- [Work required]:
Drop the pictures, then extract the listing word for word.

= = = = =

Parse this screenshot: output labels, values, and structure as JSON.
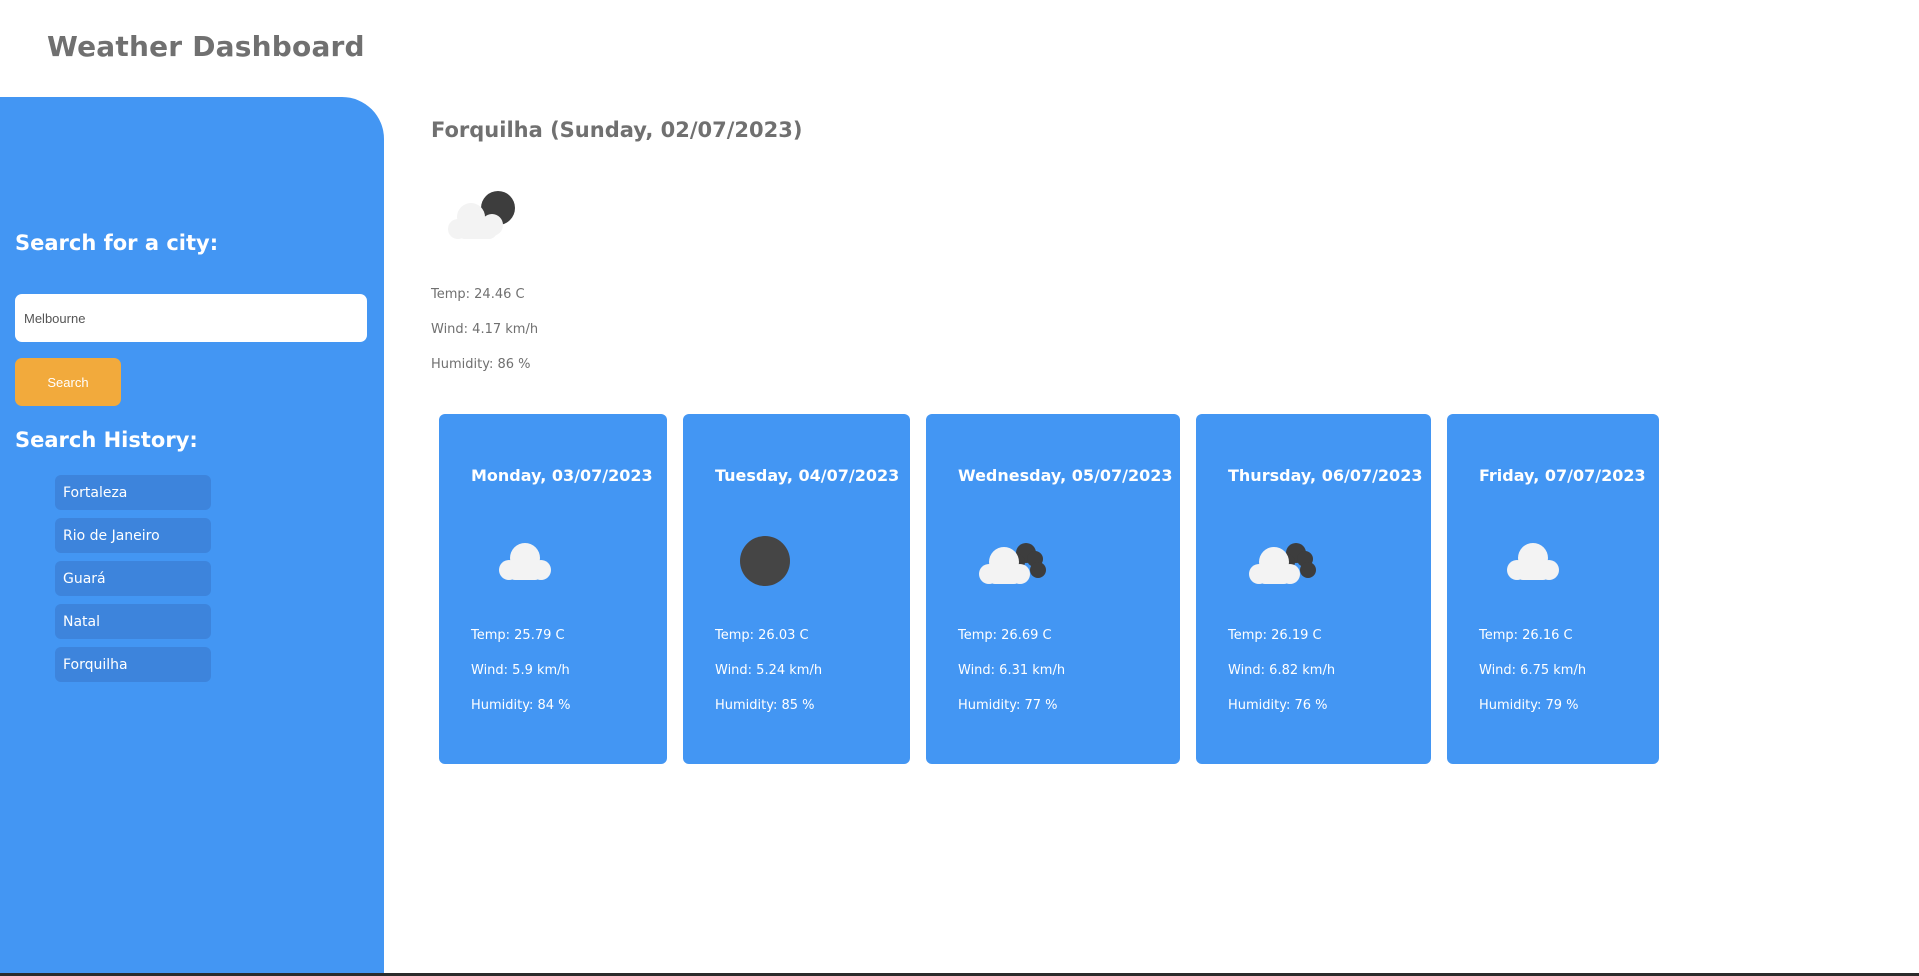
{
  "header": {
    "title": "Weather Dashboard"
  },
  "sidebar": {
    "search_heading": "Search for a city:",
    "search_value": "Melbourne",
    "search_button": "Search",
    "history_heading": "Search History:",
    "history": [
      "Fortaleza",
      "Rio de Janeiro",
      "Guará",
      "Natal",
      "Forquilha"
    ]
  },
  "colors": {
    "accent": "#4396f3",
    "button": "#f2aa3c",
    "history_item": "#3d84dc",
    "text_muted": "#707070"
  },
  "current": {
    "title": "Forquilha (Sunday, 02/07/2023)",
    "icon": "cloud-moon-icon",
    "temp": "Temp: 24.46 C",
    "wind": "Wind: 4.17 km/h",
    "humidity": "Humidity: 86 %"
  },
  "forecast": [
    {
      "date": "Monday, 03/07/2023",
      "icon": "cloud-icon",
      "temp": "Temp: 25.79 C",
      "wind": "Wind: 5.9 km/h",
      "humidity": "Humidity: 84 %"
    },
    {
      "date": "Tuesday, 04/07/2023",
      "icon": "moon-icon",
      "temp": "Temp: 26.03 C",
      "wind": "Wind: 5.24 km/h",
      "humidity": "Humidity: 85 %"
    },
    {
      "date": "Wednesday, 05/07/2023",
      "icon": "broken-clouds-icon",
      "temp": "Temp: 26.69 C",
      "wind": "Wind: 6.31 km/h",
      "humidity": "Humidity: 77 %"
    },
    {
      "date": "Thursday, 06/07/2023",
      "icon": "broken-clouds-icon",
      "temp": "Temp: 26.19 C",
      "wind": "Wind: 6.82 km/h",
      "humidity": "Humidity: 76 %"
    },
    {
      "date": "Friday, 07/07/2023",
      "icon": "cloud-icon",
      "temp": "Temp: 26.16 C",
      "wind": "Wind: 6.75 km/h",
      "humidity": "Humidity: 79 %"
    }
  ]
}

= = = = =

- [Result]:
Parse this screenshot: output labels, values, and structure as JSON.
{
  "header": {
    "title": "Weather Dashboard"
  },
  "sidebar": {
    "search_heading": "Search for a city:",
    "search_value": "Melbourne",
    "search_button": "Search",
    "history_heading": "Search History:",
    "history": [
      "Fortaleza",
      "Rio de Janeiro",
      "Guará",
      "Natal",
      "Forquilha"
    ]
  },
  "colors": {
    "accent": "#4396f3",
    "button": "#f2aa3c",
    "history_item": "#3d84dc",
    "text_muted": "#707070"
  },
  "current": {
    "title": "Forquilha (Sunday, 02/07/2023)",
    "icon": "cloud-moon-icon",
    "temp": "Temp: 24.46 C",
    "wind": "Wind: 4.17 km/h",
    "humidity": "Humidity: 86 %"
  },
  "forecast": [
    {
      "date": "Monday, 03/07/2023",
      "icon": "cloud-icon",
      "temp": "Temp: 25.79 C",
      "wind": "Wind: 5.9 km/h",
      "humidity": "Humidity: 84 %"
    },
    {
      "date": "Tuesday, 04/07/2023",
      "icon": "moon-icon",
      "temp": "Temp: 26.03 C",
      "wind": "Wind: 5.24 km/h",
      "humidity": "Humidity: 85 %"
    },
    {
      "date": "Wednesday, 05/07/2023",
      "icon": "broken-clouds-icon",
      "temp": "Temp: 26.69 C",
      "wind": "Wind: 6.31 km/h",
      "humidity": "Humidity: 77 %"
    },
    {
      "date": "Thursday, 06/07/2023",
      "icon": "broken-clouds-icon",
      "temp": "Temp: 26.19 C",
      "wind": "Wind: 6.82 km/h",
      "humidity": "Humidity: 76 %"
    },
    {
      "date": "Friday, 07/07/2023",
      "icon": "cloud-icon",
      "temp": "Temp: 26.16 C",
      "wind": "Wind: 6.75 km/h",
      "humidity": "Humidity: 79 %"
    }
  ]
}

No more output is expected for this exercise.